ON INSPIRATION: My love of music is undeniable and I’ve played music all my life. I’m learning a new instrument to rekindle my interest in music. Music is my greatest source of inspiration in that it forces me to constantly be exposed to something new and different. It forces me to grow, to have tension and discomfort, and it also makes me think of something very fundamental to me: communities. I always think of music as the anchor that brings people together. And I always ask the question, ‘why doesn’t science and engineering do that?’ How do you make engineering something like music that builds a sense of community? I want the work that we do at the Center to be pervasive, to be personal and to be something that people can relate to and understand.

ON SCRUTINY AND SELF-WORTH: The biggest thing that I’ve accomplished is having a sense of self-worth. It’s a very hard thing for me to always feel like the cup is half empty, because in our field we’re scrutinized -- not that you’re not scrutinized in everything else in life, but [engineering] is about being critical, it’s about being right, it’s about being exact. And I’m realizing that through that process I lost a lot of my sense of self-worth, when that was what got me to the level where I was respected. It is ironic, it is a paradox. That process of constantly drilling and putting myself in a place of scrutiny made me finally evolve to a point where I now feel like when something gets rejected, or something doesn’t work, or there’s a problem, I tell myself it’s not about me. It’s about the process, it’s about something specific, and I am above that. That was an important revelation for me: that every failure or every success doesn’t define me. That was one of the major barriers for me for many years. It’s like imposter syndrome: when something good happens it was somebody else, but when something bad happens it was all me. It’s tragic.

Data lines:

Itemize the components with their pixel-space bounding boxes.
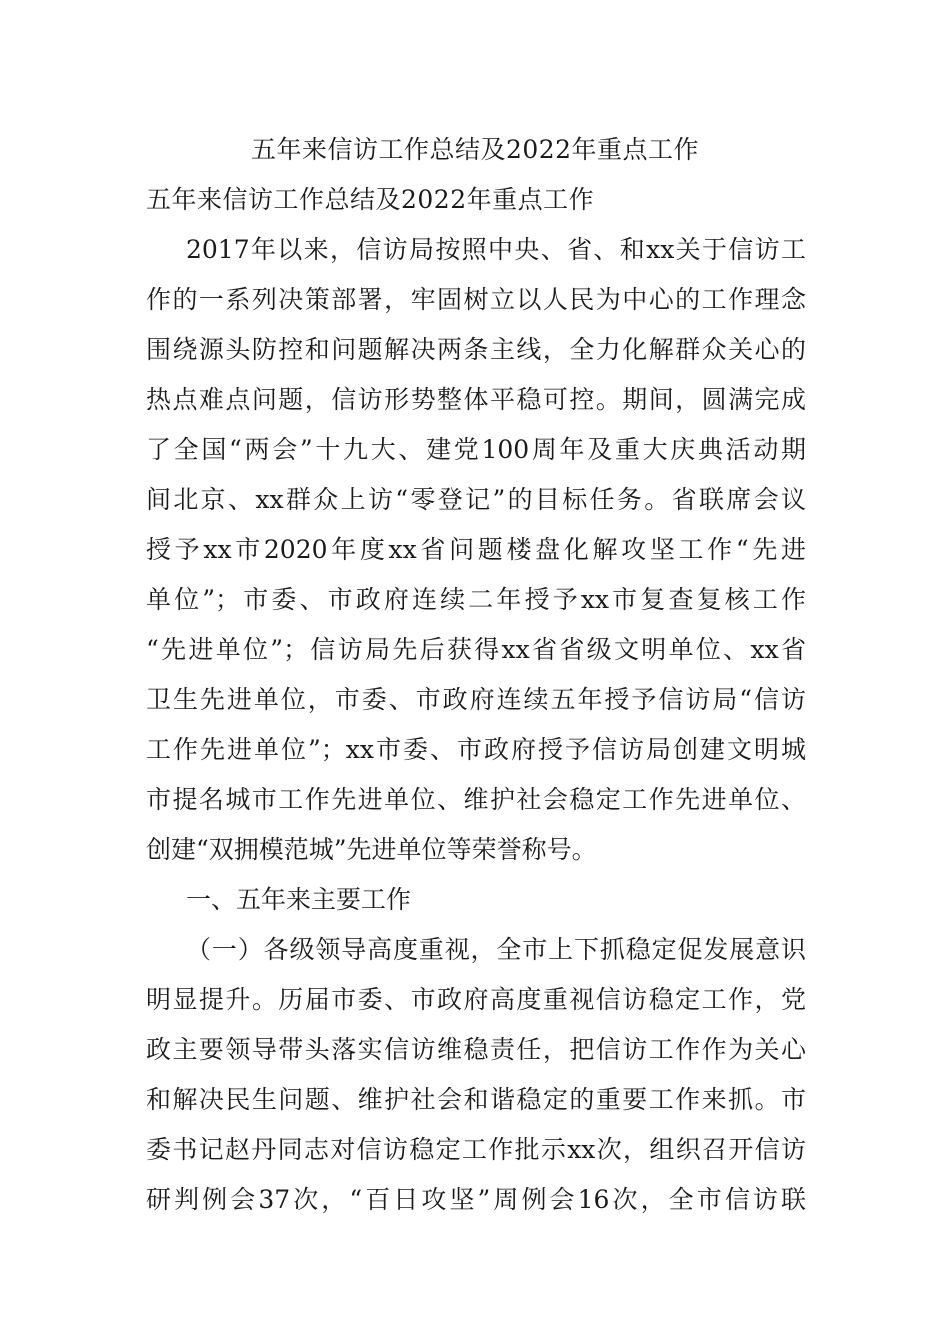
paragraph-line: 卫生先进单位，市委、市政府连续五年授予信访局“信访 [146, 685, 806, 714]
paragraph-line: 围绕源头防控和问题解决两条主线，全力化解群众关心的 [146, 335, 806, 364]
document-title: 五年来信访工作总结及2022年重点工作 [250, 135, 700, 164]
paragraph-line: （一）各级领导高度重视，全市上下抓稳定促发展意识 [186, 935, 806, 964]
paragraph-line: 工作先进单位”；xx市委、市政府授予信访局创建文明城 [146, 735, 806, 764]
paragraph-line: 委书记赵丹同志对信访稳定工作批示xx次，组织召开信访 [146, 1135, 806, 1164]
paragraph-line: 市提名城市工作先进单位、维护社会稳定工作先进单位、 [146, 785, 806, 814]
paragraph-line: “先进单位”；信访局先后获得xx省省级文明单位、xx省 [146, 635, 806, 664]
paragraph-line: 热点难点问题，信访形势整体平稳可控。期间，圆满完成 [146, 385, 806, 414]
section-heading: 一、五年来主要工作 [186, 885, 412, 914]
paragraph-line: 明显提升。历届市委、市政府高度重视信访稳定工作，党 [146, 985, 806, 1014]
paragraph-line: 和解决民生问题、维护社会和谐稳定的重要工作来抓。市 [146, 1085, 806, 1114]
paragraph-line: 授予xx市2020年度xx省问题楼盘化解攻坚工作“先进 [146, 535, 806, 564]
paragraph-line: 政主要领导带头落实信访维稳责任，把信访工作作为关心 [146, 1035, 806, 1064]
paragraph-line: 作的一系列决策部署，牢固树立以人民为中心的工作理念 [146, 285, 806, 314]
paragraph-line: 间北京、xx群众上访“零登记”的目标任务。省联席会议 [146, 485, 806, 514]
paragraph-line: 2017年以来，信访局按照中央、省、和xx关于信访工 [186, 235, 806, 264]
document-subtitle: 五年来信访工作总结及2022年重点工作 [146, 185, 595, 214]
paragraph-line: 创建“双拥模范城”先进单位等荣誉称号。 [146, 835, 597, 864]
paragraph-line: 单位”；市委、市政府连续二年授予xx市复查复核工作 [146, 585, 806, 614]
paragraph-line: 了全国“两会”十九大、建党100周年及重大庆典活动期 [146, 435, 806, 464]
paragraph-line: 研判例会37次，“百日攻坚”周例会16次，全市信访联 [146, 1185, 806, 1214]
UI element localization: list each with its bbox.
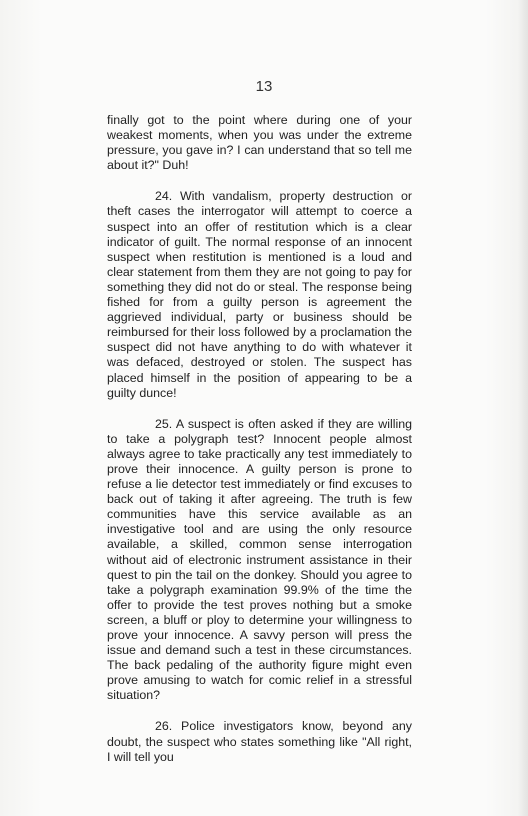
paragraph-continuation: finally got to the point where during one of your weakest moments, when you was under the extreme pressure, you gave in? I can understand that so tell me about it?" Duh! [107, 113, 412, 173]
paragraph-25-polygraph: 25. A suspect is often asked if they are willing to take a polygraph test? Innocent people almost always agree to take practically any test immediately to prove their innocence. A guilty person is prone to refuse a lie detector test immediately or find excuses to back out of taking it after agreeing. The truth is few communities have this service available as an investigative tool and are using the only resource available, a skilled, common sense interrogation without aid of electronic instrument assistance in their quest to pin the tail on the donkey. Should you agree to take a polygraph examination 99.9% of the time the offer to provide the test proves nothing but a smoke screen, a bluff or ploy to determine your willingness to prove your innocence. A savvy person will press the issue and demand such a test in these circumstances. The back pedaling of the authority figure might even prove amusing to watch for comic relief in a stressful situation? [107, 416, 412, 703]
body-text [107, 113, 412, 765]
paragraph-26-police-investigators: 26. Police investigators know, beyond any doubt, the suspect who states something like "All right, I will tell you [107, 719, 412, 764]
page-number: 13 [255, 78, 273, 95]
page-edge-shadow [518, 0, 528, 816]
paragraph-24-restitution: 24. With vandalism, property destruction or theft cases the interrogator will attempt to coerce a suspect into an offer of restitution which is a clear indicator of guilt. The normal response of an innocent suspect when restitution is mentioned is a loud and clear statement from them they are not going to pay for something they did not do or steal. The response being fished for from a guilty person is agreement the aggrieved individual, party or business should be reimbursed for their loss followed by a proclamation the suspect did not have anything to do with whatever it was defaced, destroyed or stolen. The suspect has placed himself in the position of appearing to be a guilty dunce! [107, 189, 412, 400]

---

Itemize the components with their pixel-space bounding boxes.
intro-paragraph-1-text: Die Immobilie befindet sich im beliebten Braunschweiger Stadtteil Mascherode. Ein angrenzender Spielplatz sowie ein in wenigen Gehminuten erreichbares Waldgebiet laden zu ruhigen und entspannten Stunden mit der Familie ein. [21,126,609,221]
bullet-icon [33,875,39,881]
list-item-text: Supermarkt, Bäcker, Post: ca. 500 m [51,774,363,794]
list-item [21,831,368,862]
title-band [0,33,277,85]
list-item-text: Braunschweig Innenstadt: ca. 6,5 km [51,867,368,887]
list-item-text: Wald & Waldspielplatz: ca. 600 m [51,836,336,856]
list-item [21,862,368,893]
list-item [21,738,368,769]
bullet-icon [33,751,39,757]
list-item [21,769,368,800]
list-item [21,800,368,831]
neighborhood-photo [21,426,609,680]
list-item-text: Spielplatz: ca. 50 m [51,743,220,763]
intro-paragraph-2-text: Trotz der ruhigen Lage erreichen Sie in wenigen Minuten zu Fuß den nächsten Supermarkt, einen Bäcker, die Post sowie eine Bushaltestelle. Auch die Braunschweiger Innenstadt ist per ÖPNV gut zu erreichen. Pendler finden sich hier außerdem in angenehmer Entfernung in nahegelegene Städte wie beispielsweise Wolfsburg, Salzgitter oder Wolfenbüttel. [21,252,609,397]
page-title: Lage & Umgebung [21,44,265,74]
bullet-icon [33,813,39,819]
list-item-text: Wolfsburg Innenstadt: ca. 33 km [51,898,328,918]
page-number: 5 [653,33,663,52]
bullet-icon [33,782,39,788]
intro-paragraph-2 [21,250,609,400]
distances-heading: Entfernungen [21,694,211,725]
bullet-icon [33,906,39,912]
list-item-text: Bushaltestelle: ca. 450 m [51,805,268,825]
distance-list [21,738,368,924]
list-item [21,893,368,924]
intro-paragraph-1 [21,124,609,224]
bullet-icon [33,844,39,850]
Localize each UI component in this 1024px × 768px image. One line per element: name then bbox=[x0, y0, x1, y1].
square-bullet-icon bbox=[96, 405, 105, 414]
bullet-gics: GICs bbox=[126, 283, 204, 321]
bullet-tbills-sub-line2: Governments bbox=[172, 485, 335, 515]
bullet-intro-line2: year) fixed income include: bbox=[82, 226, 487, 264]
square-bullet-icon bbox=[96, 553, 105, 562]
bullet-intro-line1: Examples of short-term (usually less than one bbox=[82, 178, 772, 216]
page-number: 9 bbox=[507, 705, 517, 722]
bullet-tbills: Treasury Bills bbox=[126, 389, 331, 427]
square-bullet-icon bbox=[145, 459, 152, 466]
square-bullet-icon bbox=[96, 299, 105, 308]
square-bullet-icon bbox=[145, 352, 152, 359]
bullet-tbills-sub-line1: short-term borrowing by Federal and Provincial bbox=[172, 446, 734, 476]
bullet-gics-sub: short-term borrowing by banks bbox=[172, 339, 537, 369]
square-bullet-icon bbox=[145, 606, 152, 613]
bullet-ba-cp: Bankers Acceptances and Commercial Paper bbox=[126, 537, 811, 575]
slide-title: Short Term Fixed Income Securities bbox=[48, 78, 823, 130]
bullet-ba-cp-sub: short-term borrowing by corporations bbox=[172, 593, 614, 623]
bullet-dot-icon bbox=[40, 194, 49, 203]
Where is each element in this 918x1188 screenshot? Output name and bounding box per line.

• _Written exercise A_: In the passage on inspiration and self-worth, what is the speaker learning in order to rekindle an interest in music?
• _Written exercise B_: Please carry the passage on inspiration and self-worth forward from its last sentence.
This material isn't needed for the tasks.

• _Exercise result A_: A new instrument.

• _Exercise result B_:
The key to addressing challenges is to be able to identify people who are going to work with you in the face of adversity and help you move forward on a unified vision.

ON SUCCESS, SELF-PROMOTION AND IMPACT: [Success] is about people. If you’d asked me this six months ago I probably would have said I don’t know, because I could never quite identify with accolades. People always say you have to go out there and share your successes, but it’s very hard and it’s something that I don’t do enough of. This idea of self-promotion is an interesting one. I always thought, ‘gosh, why would anybody do that?’ That’s how people define success -- by your awards, by your funding, by your papers -- and some of it is done too by social media. Now I see it differently, I think self-promotion is very important, not for the reasons of success, but to have an impact. So for me success is about who I can impact. I can impact myself, my family, my students, a broader group of learners, women’s health, health providers’ view of women’s health, the community at-large. It comes down to people. When we leave, when we look back on our lives, it’s about how we touched the lives of others. I do think as a Center we have big aspirations and we want every single thing we do to have impact and that, in turn, will be viewed as success because of the fulfillment that comes from it.